#### 抜粋:

どんなに

絶望の中にいても

容赦なく朝はやってくる。

 

夕べは安定剤を

処方されたとおり倍飲んだ。

 

それでもやっぱり眠れなくて

一人夫のいない大きなベッドで

苦しみ長い夜を過ごした。

 

これから私たち家族は

いったいどうなって

しまうのだろうか。

 

苦しい…

 

そんな私にも

もれなく朝はやって来る。

 

私は起きるなり

キッチンへ行き

安定剤を口に押し込む。

 

この白い錠剤は

今日も一日

なんとか頑張るための御守り。

 

そんな御守りは

ないに越したことがないのに。

 

朝食とお弁当を作り

子供達を起こし

学校に送り出すと

私は玄関に座り込んだ。 

 

薬が倍になったせいだろうか。

 

とても体がだるい。

めまいもする。

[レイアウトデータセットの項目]
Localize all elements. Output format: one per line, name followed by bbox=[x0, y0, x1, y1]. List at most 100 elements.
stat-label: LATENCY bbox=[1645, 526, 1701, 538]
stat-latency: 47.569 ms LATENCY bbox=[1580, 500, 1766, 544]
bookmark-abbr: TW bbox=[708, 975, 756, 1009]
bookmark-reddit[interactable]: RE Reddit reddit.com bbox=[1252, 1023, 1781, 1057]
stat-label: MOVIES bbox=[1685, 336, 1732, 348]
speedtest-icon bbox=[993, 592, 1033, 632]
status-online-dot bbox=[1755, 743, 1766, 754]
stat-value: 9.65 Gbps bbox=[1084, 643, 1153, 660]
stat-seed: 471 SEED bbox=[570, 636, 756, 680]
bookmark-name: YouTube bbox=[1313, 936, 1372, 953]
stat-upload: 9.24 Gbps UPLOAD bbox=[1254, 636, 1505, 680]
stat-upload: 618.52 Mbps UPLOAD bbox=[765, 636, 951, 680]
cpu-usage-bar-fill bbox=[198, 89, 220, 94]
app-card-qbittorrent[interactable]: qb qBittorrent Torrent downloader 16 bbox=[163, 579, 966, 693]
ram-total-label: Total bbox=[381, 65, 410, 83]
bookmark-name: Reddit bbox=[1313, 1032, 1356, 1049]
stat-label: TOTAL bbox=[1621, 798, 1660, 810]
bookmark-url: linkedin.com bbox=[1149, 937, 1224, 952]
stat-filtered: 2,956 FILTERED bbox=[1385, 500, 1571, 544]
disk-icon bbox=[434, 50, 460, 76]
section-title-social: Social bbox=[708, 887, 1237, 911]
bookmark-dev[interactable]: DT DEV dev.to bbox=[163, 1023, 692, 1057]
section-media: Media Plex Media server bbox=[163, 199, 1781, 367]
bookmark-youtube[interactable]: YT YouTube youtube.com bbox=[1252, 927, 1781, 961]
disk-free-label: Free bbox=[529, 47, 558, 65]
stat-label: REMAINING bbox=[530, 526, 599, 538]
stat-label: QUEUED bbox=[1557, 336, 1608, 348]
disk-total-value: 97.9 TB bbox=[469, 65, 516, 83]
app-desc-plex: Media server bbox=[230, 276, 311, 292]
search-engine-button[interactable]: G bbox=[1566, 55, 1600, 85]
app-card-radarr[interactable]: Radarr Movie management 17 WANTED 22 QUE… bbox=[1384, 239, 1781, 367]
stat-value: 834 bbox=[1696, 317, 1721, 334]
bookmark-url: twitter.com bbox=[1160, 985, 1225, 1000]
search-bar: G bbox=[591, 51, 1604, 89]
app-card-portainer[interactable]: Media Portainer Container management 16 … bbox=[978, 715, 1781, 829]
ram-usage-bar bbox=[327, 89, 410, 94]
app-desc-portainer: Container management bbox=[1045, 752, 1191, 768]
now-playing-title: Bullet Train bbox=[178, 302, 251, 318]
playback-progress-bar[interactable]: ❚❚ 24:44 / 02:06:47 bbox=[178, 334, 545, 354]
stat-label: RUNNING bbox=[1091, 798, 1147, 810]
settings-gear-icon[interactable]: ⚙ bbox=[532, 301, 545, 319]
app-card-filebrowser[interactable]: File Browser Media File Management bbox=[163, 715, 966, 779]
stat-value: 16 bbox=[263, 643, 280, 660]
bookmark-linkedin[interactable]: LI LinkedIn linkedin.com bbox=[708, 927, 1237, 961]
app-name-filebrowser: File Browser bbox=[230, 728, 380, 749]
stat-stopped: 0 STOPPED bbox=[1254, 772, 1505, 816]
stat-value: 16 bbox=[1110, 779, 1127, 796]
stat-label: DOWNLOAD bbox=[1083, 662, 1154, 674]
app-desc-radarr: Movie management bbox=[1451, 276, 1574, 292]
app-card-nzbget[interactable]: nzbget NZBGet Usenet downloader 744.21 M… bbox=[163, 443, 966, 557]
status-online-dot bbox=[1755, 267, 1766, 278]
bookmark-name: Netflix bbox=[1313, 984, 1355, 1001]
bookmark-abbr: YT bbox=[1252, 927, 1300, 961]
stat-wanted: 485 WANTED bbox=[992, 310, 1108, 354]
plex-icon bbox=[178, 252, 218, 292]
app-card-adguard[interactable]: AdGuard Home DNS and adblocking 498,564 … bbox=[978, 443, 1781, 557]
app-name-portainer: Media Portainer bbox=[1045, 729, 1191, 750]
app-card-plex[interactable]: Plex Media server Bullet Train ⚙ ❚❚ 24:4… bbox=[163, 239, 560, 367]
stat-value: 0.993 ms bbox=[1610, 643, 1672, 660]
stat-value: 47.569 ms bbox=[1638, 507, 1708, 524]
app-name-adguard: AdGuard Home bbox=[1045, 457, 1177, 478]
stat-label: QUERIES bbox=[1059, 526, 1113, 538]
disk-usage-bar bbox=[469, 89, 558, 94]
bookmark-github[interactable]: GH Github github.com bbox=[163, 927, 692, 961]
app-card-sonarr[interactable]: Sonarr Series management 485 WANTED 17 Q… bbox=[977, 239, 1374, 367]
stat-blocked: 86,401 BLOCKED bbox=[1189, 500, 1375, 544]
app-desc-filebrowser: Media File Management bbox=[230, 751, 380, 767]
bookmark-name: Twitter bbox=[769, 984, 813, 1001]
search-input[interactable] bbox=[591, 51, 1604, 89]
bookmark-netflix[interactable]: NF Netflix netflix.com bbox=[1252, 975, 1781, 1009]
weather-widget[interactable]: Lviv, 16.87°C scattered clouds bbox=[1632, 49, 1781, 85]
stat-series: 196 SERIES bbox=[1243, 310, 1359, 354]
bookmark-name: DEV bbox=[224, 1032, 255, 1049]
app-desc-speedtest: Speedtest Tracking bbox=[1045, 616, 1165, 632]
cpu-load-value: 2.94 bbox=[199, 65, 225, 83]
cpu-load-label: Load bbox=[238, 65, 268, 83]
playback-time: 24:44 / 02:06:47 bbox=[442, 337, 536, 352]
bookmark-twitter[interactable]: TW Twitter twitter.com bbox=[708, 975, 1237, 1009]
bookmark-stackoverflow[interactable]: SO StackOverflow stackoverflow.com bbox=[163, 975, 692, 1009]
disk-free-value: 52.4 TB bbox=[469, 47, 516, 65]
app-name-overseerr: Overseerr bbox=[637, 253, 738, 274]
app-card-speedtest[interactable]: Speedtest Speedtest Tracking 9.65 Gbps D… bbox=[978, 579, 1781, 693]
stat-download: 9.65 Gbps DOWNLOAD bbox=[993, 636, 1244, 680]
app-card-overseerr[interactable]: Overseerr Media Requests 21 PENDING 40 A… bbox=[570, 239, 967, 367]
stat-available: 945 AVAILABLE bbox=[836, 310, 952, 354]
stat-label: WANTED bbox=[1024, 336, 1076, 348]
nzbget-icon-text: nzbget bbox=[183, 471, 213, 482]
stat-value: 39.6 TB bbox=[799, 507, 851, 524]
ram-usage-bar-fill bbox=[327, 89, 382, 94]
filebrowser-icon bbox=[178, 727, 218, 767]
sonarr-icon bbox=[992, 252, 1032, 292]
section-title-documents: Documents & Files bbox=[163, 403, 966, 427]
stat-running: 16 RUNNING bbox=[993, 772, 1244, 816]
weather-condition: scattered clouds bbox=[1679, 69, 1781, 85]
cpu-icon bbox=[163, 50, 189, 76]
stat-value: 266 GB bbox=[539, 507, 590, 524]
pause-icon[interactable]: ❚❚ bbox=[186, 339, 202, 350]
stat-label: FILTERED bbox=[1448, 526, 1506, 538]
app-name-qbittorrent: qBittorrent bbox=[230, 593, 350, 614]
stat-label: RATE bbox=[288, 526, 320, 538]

#### 課題:
抜粋で、「私は起きるなり」のあとから「私は玄関に座り込んだ。」の前までに語り手がした行動を、書かれた順にすべて挙げよ。 記録は抜粋とは別の資料である。

#### 解答:
キッチンへ行く、安定剤を口に押し込む、朝食とお弁当を作る、子供達を起こす、子供達を学校に送り出す。